- _Exercise goal_:
Repeat each line of the material exactly.

/---

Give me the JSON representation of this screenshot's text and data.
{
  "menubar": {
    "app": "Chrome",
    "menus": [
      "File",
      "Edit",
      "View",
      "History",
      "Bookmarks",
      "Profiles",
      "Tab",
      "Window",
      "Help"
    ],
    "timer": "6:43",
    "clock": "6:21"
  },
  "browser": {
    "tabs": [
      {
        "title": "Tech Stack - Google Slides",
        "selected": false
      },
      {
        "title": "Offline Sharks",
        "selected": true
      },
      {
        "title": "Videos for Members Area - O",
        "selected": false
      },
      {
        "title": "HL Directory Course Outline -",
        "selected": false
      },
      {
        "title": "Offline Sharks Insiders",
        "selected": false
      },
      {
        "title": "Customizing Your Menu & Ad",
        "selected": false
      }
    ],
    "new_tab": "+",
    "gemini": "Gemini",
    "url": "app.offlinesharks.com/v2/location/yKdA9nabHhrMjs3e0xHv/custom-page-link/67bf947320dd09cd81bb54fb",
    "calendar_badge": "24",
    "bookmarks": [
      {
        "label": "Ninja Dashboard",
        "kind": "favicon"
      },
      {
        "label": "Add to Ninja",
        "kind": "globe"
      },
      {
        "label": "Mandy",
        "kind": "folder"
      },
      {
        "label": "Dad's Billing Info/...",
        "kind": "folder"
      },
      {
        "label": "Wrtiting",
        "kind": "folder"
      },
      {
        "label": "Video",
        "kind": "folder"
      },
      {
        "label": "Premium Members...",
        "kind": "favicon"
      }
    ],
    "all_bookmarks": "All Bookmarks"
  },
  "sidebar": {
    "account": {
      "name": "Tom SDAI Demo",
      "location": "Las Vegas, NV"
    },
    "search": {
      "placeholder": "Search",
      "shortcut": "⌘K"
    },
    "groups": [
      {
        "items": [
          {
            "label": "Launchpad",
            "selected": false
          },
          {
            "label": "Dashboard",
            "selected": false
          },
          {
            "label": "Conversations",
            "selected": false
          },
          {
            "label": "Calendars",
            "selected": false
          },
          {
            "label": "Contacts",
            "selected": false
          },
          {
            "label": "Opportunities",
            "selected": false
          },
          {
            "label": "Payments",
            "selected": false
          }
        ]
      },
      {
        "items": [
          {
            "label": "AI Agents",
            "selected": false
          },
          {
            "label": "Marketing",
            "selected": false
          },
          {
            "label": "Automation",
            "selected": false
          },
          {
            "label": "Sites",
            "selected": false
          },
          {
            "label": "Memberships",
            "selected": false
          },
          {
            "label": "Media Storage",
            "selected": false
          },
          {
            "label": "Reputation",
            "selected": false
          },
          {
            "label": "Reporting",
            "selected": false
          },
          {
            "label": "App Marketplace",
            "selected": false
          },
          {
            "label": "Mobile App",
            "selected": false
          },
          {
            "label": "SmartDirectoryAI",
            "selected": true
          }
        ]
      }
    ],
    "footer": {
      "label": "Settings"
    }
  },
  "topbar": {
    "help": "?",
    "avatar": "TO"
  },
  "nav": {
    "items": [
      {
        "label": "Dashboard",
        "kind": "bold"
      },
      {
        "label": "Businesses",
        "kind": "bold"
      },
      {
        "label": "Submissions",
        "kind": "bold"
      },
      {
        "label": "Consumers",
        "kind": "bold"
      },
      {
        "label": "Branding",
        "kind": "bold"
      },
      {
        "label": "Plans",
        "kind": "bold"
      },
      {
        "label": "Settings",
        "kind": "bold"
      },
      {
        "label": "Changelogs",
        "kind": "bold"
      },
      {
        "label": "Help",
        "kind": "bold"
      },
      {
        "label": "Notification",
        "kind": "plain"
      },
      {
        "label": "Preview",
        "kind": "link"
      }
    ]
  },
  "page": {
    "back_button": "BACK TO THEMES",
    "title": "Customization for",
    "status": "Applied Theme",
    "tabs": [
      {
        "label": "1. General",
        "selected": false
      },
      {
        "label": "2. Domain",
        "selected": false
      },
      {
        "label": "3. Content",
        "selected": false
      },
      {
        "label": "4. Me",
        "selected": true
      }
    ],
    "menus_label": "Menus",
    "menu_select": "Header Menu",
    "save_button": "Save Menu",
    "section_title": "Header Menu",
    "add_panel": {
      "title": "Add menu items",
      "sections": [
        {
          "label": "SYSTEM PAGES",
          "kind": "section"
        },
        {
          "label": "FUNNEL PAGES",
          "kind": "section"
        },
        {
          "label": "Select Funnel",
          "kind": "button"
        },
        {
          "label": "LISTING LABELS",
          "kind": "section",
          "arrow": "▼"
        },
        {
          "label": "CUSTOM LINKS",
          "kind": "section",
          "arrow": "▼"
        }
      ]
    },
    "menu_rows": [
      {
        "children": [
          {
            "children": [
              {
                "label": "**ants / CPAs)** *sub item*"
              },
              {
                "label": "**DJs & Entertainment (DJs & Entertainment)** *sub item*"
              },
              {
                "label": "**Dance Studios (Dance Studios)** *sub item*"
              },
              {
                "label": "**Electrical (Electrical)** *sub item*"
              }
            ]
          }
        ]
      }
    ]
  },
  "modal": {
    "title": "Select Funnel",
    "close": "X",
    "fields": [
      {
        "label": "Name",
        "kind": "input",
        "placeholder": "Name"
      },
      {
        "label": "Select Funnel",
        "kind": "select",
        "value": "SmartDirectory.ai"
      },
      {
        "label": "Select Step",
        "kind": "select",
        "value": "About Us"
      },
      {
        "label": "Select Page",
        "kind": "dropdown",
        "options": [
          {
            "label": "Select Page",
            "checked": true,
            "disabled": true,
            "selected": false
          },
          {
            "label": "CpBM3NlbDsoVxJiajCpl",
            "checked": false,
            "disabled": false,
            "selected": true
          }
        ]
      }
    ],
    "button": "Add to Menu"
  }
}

\---

- _Solution to this exercise_:
Give me the JSON representation of this screenshot's text and data.
{
  "menubar": {
    "app": "Chrome",
    "menus": [
      "File",
      "Edit",
      "View",
      "History",
      "Bookmarks",
      "Profiles",
      "Tab",
      "Window",
      "Help"
    ],
    "timer": "6:43",
    "clock": "6:21"
  },
  "browser": {
    "tabs": [
      {
        "title": "Tech Stack - Google Slides",
        "selected": false
      },
      {
        "title": "Offline Sharks",
        "selected": true
      },
      {
        "title": "Videos for Members Area - O",
        "selected": false
      },
      {
        "title": "HL Directory Course Outline -",
        "selected": false
      },
      {
        "title": "Offline Sharks Insiders",
        "selected": false
      },
      {
        "title": "Customizing Your Menu & Ad",
        "selected": false
      }
    ],
    "new_tab": "+",
    "gemini": "Gemini",
    "url": "app.offlinesharks.com/v2/location/yKdA9nabHhrMjs3e0xHv/custom-page-link/67bf947320dd09cd81bb54fb",
    "calendar_badge": "24",
    "bookmarks": [
      {
        "label": "Ninja Dashboard",
        "kind": "favicon"
      },
      {
        "label": "Add to Ninja",
        "kind": "globe"
      },
      {
        "label": "Mandy",
        "kind": "folder"
      },
      {
        "label": "Dad's Billing Info/...",
        "kind": "folder"
      },
      {
        "label": "Wrtiting",
        "kind": "folder"
      },
      {
        "label": "Video",
        "kind": "folder"
      },
      {
        "label": "Premium Members...",
        "kind": "favicon"
      }
    ],
    "all_bookmarks": "All Bookmarks"
  },
  "sidebar": {
    "account": {
      "name": "Tom SDAI Demo",
      "location": "Las Vegas, NV"
    },
    "search": {
      "placeholder": "Search",
      "shortcut": "⌘K"
    },
    "groups": [
      {
        "items": [
          {
            "label": "Launchpad",
            "selected": false
          },
          {
            "label": "Dashboard",
            "selected": false
          },
          {
            "label": "Conversations",
            "selected": false
          },
          {
            "label": "Calendars",
            "selected": false
          },
          {
            "label": "Contacts",
            "selected": false
          },
          {
            "label": "Opportunities",
            "selected": false
          },
          {
            "label": "Payments",
            "selected": false
          }
        ]
      },
      {
        "items": [
          {
            "label": "AI Agents",
            "selected": false
          },
          {
            "label": "Marketing",
            "selected": false
          },
          {
            "label": "Automation",
            "selected": false
          },
          {
            "label": "Sites",
            "selected": false
          },
          {
            "label": "Memberships",
            "selected": false
          },
          {
            "label": "Media Storage",
            "selected": false
          },
          {
            "label": "Reputation",
            "selected": false
          },
          {
            "label": "Reporting",
            "selected": false
          },
          {
            "label": "App Marketplace",
            "selected": false
          },
          {
            "label": "Mobile App",
            "selected": false
          },
          {
            "label": "SmartDirectoryAI",
            "selected": true
          }
        ]
      }
    ],
    "footer": {
      "label": "Settings"
    }
  },
  "topbar": {
    "help": "?",
    "avatar": "TO"
  },
  "nav": {
    "items": [
      {
        "label": "Dashboard",
        "kind": "bold"
      },
      {
        "label": "Businesses",
        "kind": "bold"
      },
      {
        "label": "Submissions",
        "kind": "bold"
      },
      {
        "label": "Consumers",
        "kind": "bold"
      },
      {
        "label": "Branding",
        "kind": "bold"
      },
      {
        "label": "Plans",
        "kind": "bold"
      },
      {
        "label": "Settings",
        "kind": "bold"
      },
      {
        "label": "Changelogs",
        "kind": "bold"
      },
      {
        "label": "Help",
        "kind": "bold"
      },
      {
        "label": "Notification",
        "kind": "plain"
      },
      {
        "label": "Preview",
        "kind": "link"
      }
    ]
  },
  "page": {
    "back_button": "BACK TO THEMES",
    "title": "Customization for",
    "status": "Applied Theme",
    "tabs": [
      {
        "label": "1. General",
        "selected": false
      },
      {
        "label": "2. Domain",
        "selected": false
      },
      {
        "label": "3. Content",
        "selected": false
      },
      {
        "label": "4. Me",
        "selected": true
      }
    ],
    "menus_label": "Menus",
    "menu_select": "Header Menu",
    "save_button": "Save Menu",
    "section_title": "Header Menu",
    "add_panel": {
      "title": "Add menu items",
      "sections": [
        {
          "label": "SYSTEM PAGES",
          "kind": "section"
        },
        {
          "label": "FUNNEL PAGES",
          "kind": "section"
        },
        {
          "label": "Select Funnel",
          "kind": "button"
        },
        {
          "label": "LISTING LABELS",
          "kind": "section",
          "arrow": "▼"
        },
        {
          "label": "CUSTOM LINKS",
          "kind": "section",
          "arrow": "▼"
        }
      ]
    },
    "menu_rows": [
      {
        "children": [
          {
            "children": [
              {
                "label": "**ants / CPAs)** *sub item*"
              },
              {
                "label": "**DJs & Entertainment (DJs & Entertainment)** *sub item*"
              },
              {
                "label": "**Dance Studios (Dance Studios)** *sub item*"
              },
              {
                "label": "**Electrical (Electrical)** *sub item*"
              }
            ]
          }
        ]
      }
    ]
  },
  "modal": {
    "title": "Select Funnel",
    "close": "X",
    "fields": [
      {
        "label": "Name",
        "kind": "input",
        "placeholder": "Name"
      },
      {
        "label": "Select Funnel",
        "kind": "select",
        "value": "SmartDirectory.ai"
      },
      {
        "label": "Select Step",
        "kind": "select",
        "value": "About Us"
      },
      {
        "label": "Select Page",
        "kind": "dropdown",
        "options": [
          {
            "label": "Select Page",
            "checked": true,
            "disabled": true,
            "selected": false
          },
          {
            "label": "CpBM3NlbDsoVxJiajCpl",
            "checked": false,
            "disabled": false,
            "selected": true
          }
        ]
      }
    ],
    "button": "Add to Menu"
  }
}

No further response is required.